* Exercise instructions:
Repeat everything in the material exactly.

* Given entries:

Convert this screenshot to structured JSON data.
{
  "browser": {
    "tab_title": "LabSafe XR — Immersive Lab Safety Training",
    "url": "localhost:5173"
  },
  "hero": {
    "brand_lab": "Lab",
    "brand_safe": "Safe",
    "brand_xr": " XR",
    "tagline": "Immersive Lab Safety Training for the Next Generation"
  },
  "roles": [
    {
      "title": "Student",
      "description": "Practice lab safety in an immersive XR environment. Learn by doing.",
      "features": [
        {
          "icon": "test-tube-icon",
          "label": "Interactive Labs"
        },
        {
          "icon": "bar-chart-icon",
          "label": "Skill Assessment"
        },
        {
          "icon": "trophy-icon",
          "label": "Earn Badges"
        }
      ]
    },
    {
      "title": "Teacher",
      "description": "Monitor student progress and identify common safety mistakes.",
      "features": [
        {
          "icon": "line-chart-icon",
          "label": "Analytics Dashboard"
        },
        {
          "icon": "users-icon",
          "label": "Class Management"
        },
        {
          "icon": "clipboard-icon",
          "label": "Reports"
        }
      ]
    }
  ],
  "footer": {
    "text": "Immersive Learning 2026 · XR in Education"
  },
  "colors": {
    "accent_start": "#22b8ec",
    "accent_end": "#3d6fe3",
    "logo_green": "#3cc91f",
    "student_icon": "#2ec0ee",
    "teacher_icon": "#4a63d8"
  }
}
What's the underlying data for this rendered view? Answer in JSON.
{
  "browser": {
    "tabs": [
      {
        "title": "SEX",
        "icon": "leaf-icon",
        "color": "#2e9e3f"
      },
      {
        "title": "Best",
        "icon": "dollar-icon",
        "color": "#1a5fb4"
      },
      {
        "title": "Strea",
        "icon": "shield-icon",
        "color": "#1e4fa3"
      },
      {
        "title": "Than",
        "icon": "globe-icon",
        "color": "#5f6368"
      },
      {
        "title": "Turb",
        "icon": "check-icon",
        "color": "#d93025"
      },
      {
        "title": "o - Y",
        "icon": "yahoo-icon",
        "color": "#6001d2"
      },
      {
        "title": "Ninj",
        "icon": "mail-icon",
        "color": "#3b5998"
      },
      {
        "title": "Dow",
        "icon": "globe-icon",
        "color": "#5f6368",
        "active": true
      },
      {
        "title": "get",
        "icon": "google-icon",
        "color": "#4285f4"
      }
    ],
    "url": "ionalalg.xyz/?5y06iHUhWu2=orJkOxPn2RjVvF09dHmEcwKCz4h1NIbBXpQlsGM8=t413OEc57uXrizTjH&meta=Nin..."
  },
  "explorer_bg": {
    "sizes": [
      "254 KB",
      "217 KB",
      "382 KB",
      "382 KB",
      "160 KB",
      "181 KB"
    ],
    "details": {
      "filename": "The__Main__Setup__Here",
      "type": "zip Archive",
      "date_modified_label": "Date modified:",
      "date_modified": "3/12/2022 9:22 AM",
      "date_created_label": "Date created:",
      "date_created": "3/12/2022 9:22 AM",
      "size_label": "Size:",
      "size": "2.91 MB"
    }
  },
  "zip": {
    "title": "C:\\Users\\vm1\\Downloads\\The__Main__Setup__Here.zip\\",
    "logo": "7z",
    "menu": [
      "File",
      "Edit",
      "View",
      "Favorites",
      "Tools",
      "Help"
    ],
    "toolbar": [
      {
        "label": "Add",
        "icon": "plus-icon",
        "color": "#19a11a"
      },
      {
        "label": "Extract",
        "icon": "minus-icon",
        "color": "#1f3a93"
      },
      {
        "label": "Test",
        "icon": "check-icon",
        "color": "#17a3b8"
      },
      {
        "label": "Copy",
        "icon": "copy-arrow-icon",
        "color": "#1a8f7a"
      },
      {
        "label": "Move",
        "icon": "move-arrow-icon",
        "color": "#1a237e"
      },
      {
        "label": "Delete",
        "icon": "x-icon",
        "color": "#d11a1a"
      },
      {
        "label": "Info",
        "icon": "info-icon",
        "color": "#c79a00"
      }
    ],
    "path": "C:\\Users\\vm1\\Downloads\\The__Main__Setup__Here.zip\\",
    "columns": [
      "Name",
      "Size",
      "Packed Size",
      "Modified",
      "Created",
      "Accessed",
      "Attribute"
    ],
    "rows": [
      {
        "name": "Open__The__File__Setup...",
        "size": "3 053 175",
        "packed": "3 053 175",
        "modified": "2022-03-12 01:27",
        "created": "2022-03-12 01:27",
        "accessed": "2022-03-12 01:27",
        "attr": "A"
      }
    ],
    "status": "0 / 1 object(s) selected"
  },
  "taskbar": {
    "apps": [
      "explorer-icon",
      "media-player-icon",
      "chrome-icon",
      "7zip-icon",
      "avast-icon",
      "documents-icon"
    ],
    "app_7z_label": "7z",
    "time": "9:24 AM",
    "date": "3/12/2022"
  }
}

* The answer:
Convert this screenshot to structured JSON data.
{
  "browser": {
    "tab_title": "LabSafe XR — Immersive Lab Safety Training",
    "url": "localhost:5173"
  },
  "hero": {
    "brand_lab": "Lab",
    "brand_safe": "Safe",
    "brand_xr": " XR",
    "tagline": "Immersive Lab Safety Training for the Next Generation"
  },
  "roles": [
    {
      "title": "Student",
      "description": "Practice lab safety in an immersive XR environment. Learn by doing.",
      "features": [
        {
          "icon": "test-tube-icon",
          "label": "Interactive Labs"
        },
        {
          "icon": "bar-chart-icon",
          "label": "Skill Assessment"
        },
        {
          "icon": "trophy-icon",
          "label": "Earn Badges"
        }
      ]
    },
    {
      "title": "Teacher",
      "description": "Monitor student progress and identify common safety mistakes.",
      "features": [
        {
          "icon": "line-chart-icon",
          "label": "Analytics Dashboard"
        },
        {
          "icon": "users-icon",
          "label": "Class Management"
        },
        {
          "icon": "clipboard-icon",
          "label": "Reports"
        }
      ]
    }
  ],
  "footer": {
    "text": "Immersive Learning 2026 · XR in Education"
  },
  "colors": {
    "accent_start": "#22b8ec",
    "accent_end": "#3d6fe3",
    "logo_green": "#3cc91f",
    "student_icon": "#2ec0ee",
    "teacher_icon": "#4a63d8"
  }
}
What's the underlying data for this rendered view? Answer in JSON.
{
  "browser": {
    "tabs": [
      {
        "title": "SEX",
        "icon": "leaf-icon",
        "color": "#2e9e3f"
      },
      {
        "title": "Best",
        "icon": "dollar-icon",
        "color": "#1a5fb4"
      },
      {
        "title": "Strea",
        "icon": "shield-icon",
        "color": "#1e4fa3"
      },
      {
        "title": "Than",
        "icon": "globe-icon",
        "color": "#5f6368"
      },
      {
        "title": "Turb",
        "icon": "check-icon",
        "color": "#d93025"
      },
      {
        "title": "o - Y",
        "icon": "yahoo-icon",
        "color": "#6001d2"
      },
      {
        "title": "Ninj",
        "icon": "mail-icon",
        "color": "#3b5998"
      },
      {
        "title": "Dow",
        "icon": "globe-icon",
        "color": "#5f6368",
        "active": true
      },
      {
        "title": "get",
        "icon": "google-icon",
        "color": "#4285f4"
      }
    ],
    "url": "ionalalg.xyz/?5y06iHUhWu2=orJkOxPn2RjVvF09dHmEcwKCz4h1NIbBXpQlsGM8=t413OEc57uXrizTjH&meta=Nin..."
  },
  "explorer_bg": {
    "sizes": [
      "254 KB",
      "217 KB",
      "382 KB",
      "382 KB",
      "160 KB",
      "181 KB"
    ],
    "details": {
      "filename": "The__Main__Setup__Here",
      "type": "zip Archive",
      "date_modified_label": "Date modified:",
      "date_modified": "3/12/2022 9:22 AM",
      "date_created_label": "Date created:",
      "date_created": "3/12/2022 9:22 AM",
      "size_label": "Size:",
      "size": "2.91 MB"
    }
  },
  "zip": {
    "title": "C:\\Users\\vm1\\Downloads\\The__Main__Setup__Here.zip\\",
    "logo": "7z",
    "menu": [
      "File",
      "Edit",
      "View",
      "Favorites",
      "Tools",
      "Help"
    ],
    "toolbar": [
      {
        "label": "Add",
        "icon": "plus-icon",
        "color": "#19a11a"
      },
      {
        "label": "Extract",
        "icon": "minus-icon",
        "color": "#1f3a93"
      },
      {
        "label": "Test",
        "icon": "check-icon",
        "color": "#17a3b8"
      },
      {
        "label": "Copy",
        "icon": "copy-arrow-icon",
        "color": "#1a8f7a"
      },
      {
        "label": "Move",
        "icon": "move-arrow-icon",
        "color": "#1a237e"
      },
      {
        "label": "Delete",
        "icon": "x-icon",
        "color": "#d11a1a"
      },
      {
        "label": "Info",
        "icon": "info-icon",
        "color": "#c79a00"
      }
    ],
    "path": "C:\\Users\\vm1\\Downloads\\The__Main__Setup__Here.zip\\",
    "columns": [
      "Name",
      "Size",
      "Packed Size",
      "Modified",
      "Created",
      "Accessed",
      "Attribute"
    ],
    "rows": [
      {
        "name": "Open__The__File__Setup...",
        "size": "3 053 175",
        "packed": "3 053 175",
        "modified": "2022-03-12 01:27",
        "created": "2022-03-12 01:27",
        "accessed": "2022-03-12 01:27",
        "attr": "A"
      }
    ],
    "status": "0 / 1 object(s) selected"
  },
  "taskbar": {
    "apps": [
      "explorer-icon",
      "media-player-icon",
      "chrome-icon",
      "7zip-icon",
      "avast-icon",
      "documents-icon"
    ],
    "app_7z_label": "7z",
    "time": "9:24 AM",
    "date": "3/12/2022"
  }
}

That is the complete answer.